THE PROBLEM:
State how many lines of the entries below hold the word "ylabel"; reply with nothing but the number.

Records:
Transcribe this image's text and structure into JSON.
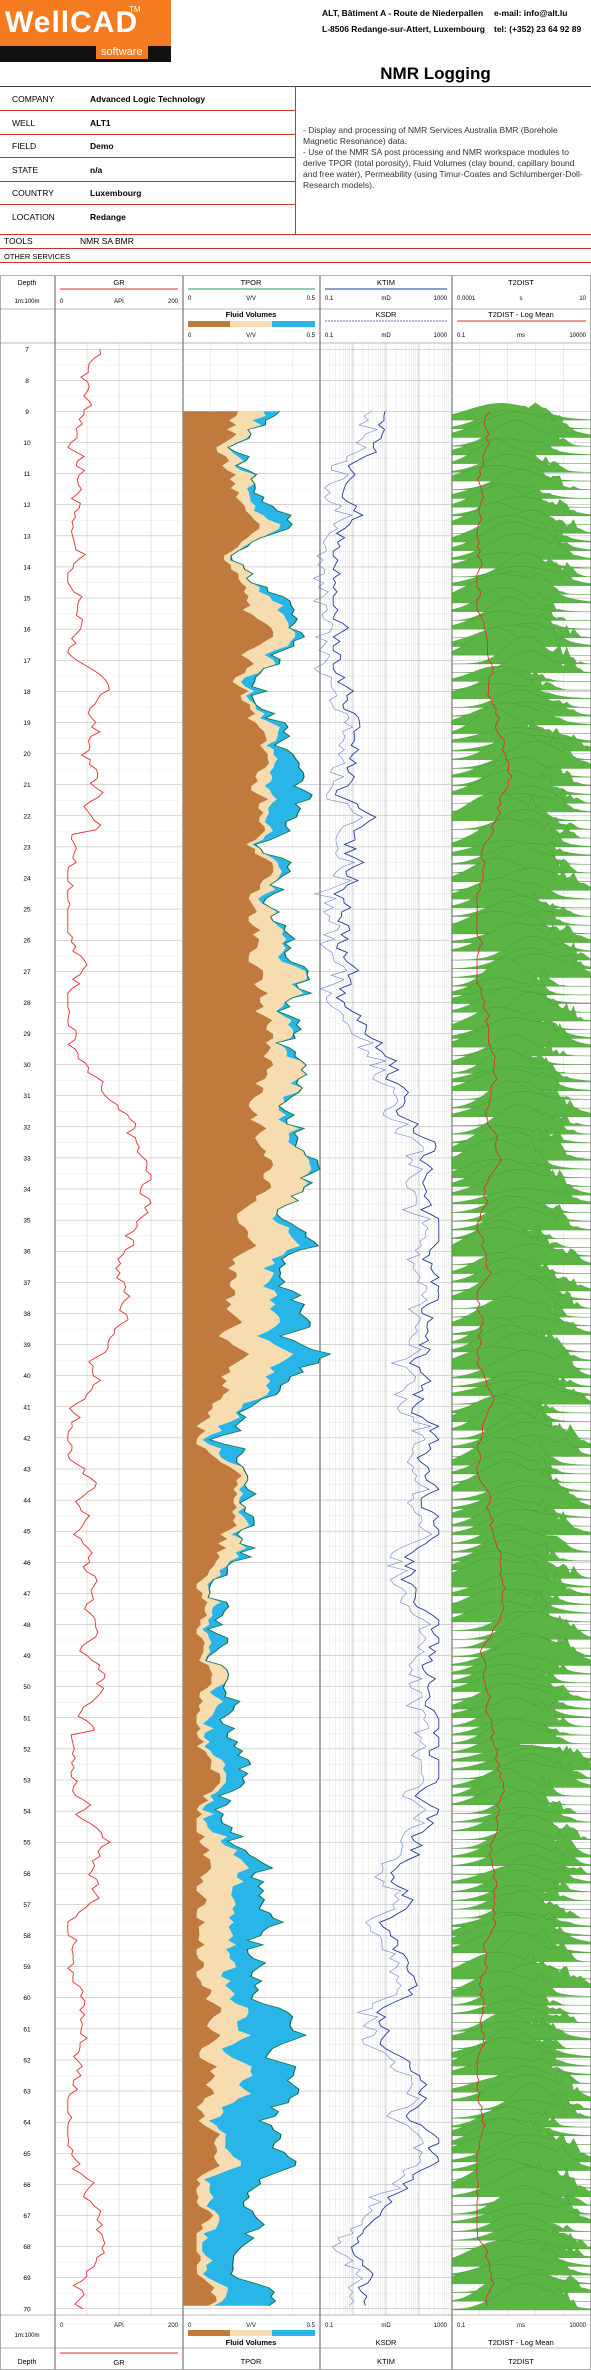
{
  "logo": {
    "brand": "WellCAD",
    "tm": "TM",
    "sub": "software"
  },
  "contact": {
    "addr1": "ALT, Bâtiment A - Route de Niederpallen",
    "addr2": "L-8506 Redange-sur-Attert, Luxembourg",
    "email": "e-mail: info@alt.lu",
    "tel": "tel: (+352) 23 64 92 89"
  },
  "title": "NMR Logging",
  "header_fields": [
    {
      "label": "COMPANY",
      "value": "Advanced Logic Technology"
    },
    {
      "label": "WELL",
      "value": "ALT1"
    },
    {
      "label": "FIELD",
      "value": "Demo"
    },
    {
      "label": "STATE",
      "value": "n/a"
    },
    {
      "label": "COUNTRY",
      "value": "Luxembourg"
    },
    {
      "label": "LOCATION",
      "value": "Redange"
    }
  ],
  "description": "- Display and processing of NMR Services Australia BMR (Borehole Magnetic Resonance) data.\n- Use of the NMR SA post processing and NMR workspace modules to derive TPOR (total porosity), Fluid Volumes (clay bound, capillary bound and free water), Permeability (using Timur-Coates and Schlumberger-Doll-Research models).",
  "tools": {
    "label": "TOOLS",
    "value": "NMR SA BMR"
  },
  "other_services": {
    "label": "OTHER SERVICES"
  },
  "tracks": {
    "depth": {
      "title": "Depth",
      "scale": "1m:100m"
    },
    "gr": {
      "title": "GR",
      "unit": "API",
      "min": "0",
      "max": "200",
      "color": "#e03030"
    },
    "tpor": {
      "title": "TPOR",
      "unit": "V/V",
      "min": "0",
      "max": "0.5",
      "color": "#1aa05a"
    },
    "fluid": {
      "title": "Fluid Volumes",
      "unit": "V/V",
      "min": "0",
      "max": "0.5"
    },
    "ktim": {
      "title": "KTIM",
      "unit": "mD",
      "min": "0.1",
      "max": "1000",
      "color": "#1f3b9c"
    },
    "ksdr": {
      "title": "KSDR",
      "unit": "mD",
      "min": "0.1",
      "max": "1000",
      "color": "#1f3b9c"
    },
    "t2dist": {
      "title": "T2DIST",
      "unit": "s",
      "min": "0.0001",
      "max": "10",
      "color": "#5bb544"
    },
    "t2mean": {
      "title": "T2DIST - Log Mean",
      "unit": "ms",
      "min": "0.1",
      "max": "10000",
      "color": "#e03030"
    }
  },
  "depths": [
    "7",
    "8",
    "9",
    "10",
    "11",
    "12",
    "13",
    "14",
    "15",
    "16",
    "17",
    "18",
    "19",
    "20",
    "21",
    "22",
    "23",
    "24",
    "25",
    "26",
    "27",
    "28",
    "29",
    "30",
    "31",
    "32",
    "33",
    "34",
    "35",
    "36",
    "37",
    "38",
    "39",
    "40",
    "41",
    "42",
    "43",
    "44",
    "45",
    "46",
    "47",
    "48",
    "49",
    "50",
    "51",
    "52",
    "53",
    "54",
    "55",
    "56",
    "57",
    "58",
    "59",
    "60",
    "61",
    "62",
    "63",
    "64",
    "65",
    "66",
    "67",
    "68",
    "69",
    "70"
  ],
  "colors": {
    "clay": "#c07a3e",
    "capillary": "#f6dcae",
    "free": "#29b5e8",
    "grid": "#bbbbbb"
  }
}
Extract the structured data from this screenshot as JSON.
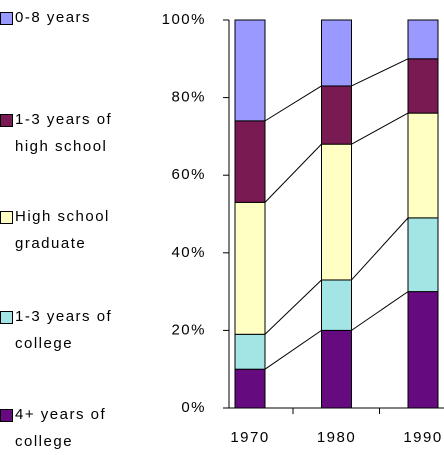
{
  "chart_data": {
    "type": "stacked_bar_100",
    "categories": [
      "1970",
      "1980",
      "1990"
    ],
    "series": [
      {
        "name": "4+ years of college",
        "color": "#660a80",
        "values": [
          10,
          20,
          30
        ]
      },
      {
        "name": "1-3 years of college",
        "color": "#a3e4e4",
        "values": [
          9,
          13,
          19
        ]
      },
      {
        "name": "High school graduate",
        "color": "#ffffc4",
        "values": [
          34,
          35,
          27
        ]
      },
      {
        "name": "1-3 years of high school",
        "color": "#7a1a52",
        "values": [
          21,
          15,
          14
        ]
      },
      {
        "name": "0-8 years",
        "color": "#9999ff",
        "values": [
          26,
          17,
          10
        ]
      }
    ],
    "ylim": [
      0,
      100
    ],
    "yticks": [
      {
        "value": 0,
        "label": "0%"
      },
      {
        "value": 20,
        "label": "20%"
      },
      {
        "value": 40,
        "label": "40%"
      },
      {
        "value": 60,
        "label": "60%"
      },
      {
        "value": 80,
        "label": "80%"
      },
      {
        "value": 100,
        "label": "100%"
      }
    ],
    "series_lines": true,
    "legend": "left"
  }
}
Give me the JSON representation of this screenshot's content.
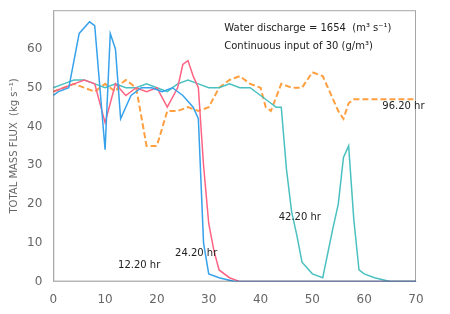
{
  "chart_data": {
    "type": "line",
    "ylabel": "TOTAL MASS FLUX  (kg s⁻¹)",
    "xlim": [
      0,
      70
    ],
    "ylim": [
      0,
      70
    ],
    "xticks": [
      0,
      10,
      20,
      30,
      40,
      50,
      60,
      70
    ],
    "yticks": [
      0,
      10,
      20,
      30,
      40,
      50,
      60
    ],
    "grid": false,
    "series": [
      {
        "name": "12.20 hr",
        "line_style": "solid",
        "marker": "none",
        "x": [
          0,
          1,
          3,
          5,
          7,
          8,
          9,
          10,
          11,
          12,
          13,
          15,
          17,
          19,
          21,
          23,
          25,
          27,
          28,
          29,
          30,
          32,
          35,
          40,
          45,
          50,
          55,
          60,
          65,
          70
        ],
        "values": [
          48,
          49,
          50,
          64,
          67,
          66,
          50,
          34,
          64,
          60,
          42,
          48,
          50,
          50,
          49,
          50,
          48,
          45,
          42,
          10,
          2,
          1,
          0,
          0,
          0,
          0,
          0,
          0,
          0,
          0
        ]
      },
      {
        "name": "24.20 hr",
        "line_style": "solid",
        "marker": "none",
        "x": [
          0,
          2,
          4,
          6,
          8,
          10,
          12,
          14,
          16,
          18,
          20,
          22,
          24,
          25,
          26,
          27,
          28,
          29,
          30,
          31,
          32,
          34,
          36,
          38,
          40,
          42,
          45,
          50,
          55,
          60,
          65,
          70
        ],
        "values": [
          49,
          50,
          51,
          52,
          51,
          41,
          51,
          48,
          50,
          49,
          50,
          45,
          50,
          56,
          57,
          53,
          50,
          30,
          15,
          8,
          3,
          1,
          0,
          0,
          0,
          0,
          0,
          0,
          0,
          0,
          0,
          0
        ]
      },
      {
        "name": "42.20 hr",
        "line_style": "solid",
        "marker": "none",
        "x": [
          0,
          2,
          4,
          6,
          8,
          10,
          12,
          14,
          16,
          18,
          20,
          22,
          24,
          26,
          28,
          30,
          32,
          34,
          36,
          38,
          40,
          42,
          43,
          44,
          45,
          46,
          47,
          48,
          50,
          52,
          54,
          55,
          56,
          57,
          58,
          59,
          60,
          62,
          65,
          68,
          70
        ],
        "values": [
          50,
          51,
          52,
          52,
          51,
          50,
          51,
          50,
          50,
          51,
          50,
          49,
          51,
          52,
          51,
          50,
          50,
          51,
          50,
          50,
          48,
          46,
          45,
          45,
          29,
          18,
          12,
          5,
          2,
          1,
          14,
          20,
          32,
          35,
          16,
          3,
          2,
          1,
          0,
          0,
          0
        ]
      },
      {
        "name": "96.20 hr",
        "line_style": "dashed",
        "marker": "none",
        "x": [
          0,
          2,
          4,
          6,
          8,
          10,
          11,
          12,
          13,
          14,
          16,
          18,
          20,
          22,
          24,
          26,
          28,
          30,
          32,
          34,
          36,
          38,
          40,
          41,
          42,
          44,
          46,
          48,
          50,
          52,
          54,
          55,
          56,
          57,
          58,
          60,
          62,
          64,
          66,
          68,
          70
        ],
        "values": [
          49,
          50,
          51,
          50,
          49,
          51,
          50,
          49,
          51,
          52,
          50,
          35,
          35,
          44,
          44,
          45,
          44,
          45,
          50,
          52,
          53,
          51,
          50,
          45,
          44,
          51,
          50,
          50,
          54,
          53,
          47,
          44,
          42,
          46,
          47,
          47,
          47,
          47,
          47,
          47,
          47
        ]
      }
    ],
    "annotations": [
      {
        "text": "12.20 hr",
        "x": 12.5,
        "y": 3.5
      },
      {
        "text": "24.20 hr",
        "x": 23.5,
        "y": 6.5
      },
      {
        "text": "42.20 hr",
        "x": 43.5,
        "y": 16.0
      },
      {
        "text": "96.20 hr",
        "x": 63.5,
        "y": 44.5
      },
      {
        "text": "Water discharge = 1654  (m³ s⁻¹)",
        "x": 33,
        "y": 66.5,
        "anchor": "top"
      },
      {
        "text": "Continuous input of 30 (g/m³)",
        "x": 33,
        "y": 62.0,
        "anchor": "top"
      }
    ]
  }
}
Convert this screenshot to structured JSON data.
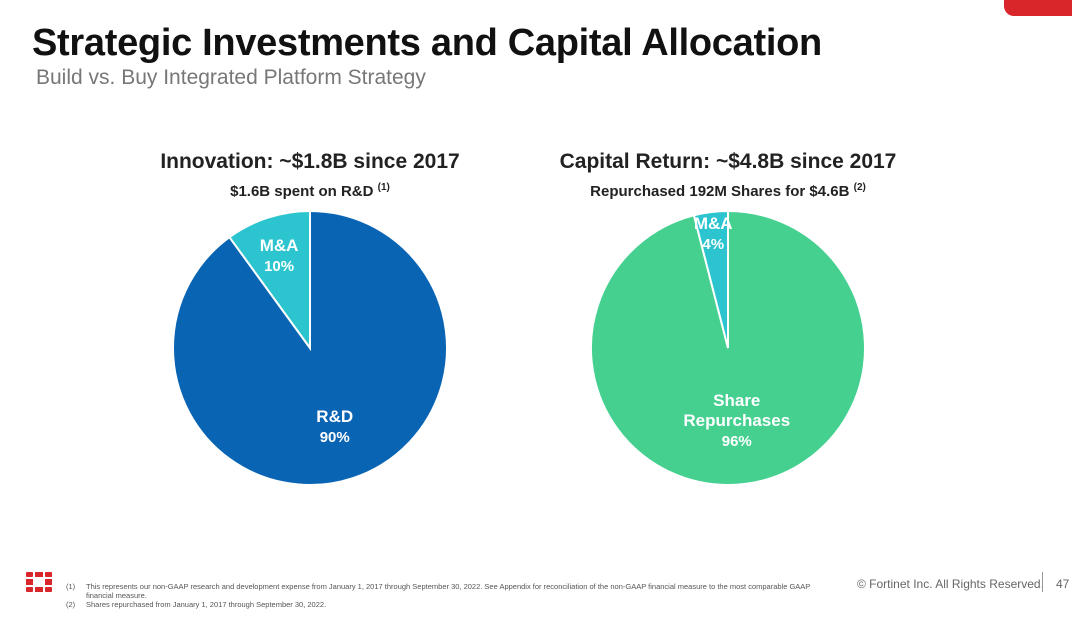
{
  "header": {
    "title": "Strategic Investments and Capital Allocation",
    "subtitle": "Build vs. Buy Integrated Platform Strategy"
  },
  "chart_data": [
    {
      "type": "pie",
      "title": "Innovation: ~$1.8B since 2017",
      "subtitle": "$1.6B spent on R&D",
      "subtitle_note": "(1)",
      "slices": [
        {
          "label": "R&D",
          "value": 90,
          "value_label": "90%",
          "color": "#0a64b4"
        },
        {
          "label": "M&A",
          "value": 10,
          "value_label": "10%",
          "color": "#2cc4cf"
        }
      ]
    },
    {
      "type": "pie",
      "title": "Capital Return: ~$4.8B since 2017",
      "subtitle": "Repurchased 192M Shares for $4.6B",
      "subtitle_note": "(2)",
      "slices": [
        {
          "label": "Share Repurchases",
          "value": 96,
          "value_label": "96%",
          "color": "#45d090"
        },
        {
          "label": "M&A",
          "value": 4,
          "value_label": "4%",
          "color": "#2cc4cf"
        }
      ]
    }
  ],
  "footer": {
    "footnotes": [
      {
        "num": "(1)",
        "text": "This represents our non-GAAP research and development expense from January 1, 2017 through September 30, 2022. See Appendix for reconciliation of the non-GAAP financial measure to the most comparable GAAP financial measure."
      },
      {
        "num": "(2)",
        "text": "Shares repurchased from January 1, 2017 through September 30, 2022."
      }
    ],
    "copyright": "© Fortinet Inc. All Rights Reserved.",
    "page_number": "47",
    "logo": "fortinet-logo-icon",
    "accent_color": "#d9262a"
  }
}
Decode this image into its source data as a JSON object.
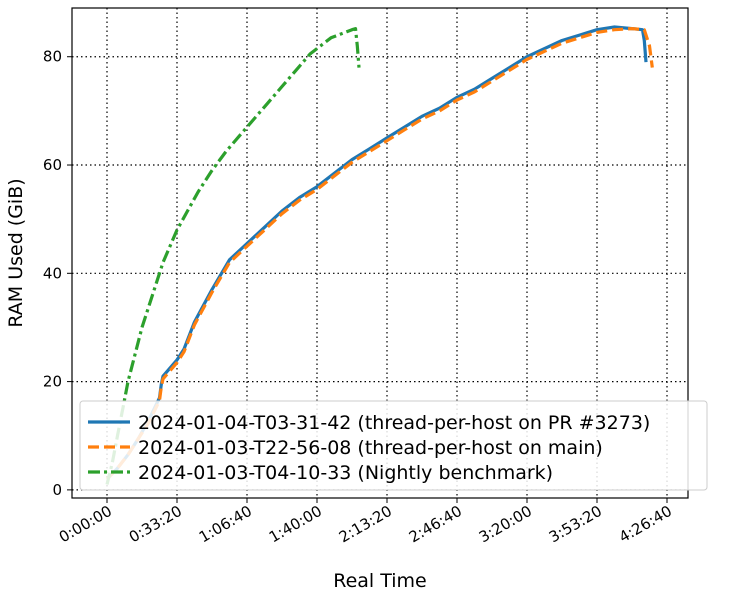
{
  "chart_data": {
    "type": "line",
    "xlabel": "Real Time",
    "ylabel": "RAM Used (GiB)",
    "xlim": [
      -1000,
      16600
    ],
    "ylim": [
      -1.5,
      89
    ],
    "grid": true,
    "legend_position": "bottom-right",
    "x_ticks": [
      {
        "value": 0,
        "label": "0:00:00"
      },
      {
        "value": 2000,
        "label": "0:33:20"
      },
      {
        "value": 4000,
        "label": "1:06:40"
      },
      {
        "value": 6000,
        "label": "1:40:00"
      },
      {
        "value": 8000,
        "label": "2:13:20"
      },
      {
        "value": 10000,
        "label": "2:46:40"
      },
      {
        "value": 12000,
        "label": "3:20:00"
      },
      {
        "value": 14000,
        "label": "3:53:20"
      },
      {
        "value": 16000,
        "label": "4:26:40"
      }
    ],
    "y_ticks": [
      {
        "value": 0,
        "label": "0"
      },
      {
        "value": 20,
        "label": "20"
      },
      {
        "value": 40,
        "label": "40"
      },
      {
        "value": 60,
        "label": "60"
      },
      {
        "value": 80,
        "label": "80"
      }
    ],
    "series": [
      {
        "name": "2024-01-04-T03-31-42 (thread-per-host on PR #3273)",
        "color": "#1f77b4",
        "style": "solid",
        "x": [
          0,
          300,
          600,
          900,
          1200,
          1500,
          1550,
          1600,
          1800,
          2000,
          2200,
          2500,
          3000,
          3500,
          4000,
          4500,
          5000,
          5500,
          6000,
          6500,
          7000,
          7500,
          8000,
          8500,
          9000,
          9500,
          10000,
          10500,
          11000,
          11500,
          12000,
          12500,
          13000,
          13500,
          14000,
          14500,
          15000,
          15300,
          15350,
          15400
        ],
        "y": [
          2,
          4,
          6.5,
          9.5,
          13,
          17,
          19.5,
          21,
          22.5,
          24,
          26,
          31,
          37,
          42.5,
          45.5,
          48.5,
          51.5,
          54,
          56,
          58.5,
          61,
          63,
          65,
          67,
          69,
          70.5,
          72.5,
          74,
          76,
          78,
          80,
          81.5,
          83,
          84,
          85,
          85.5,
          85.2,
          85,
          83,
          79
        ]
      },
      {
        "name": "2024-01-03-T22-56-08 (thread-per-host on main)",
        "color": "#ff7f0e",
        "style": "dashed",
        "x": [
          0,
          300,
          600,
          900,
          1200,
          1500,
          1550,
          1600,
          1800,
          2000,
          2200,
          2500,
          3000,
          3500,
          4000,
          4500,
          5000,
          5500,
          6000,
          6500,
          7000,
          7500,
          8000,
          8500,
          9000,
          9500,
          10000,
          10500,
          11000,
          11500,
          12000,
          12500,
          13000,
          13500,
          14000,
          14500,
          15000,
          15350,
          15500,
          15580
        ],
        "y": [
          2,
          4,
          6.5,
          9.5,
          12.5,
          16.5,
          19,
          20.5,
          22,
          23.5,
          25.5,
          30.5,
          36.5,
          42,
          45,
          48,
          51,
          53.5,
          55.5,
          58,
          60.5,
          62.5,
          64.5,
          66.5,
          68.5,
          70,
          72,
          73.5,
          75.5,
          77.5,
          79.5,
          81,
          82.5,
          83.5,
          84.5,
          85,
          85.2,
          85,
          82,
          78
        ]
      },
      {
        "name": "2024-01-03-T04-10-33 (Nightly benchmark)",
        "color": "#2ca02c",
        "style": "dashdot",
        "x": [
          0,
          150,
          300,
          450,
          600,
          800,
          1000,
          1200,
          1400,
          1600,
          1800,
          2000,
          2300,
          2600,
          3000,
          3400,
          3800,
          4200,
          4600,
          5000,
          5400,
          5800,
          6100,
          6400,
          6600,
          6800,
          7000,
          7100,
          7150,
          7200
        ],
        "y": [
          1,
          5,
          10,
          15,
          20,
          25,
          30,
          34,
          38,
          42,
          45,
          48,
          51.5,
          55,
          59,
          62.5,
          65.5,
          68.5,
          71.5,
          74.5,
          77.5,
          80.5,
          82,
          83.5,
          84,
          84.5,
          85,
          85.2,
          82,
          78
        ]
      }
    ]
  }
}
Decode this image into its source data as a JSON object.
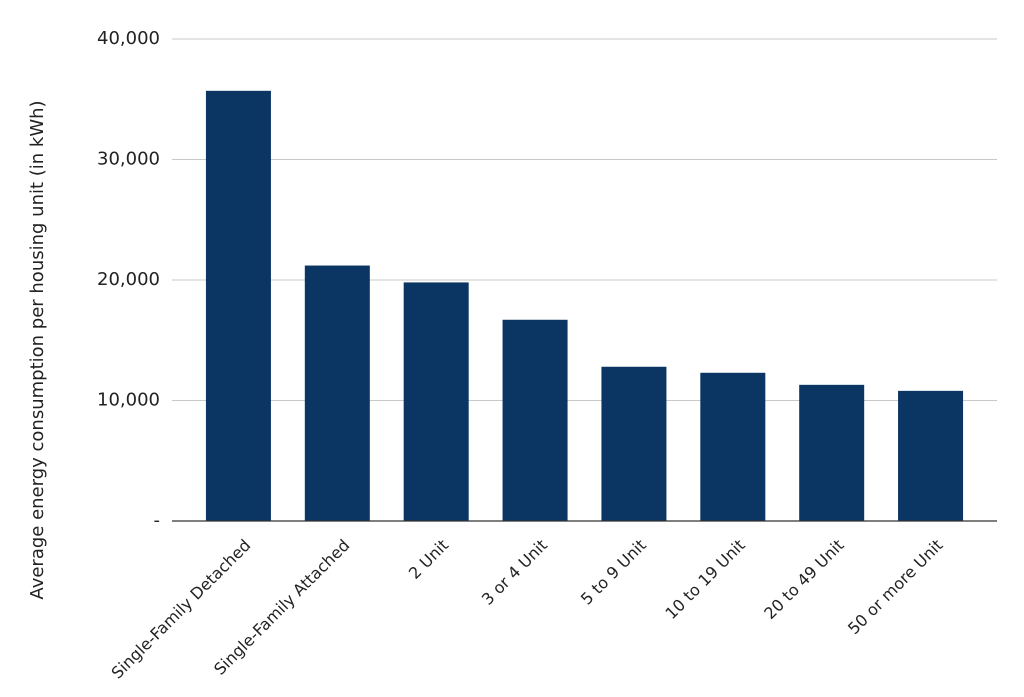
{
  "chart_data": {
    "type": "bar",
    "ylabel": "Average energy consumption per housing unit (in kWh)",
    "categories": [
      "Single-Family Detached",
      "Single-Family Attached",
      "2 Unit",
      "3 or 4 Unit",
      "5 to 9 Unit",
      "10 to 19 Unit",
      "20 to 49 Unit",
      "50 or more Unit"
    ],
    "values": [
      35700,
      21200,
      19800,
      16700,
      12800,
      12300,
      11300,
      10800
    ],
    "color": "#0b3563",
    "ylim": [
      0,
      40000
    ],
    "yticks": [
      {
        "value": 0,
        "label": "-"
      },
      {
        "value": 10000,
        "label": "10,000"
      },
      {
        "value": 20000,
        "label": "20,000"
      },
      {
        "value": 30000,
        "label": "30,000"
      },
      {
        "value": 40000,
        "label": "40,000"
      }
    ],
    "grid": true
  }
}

EXERCISE RESPONSE:
3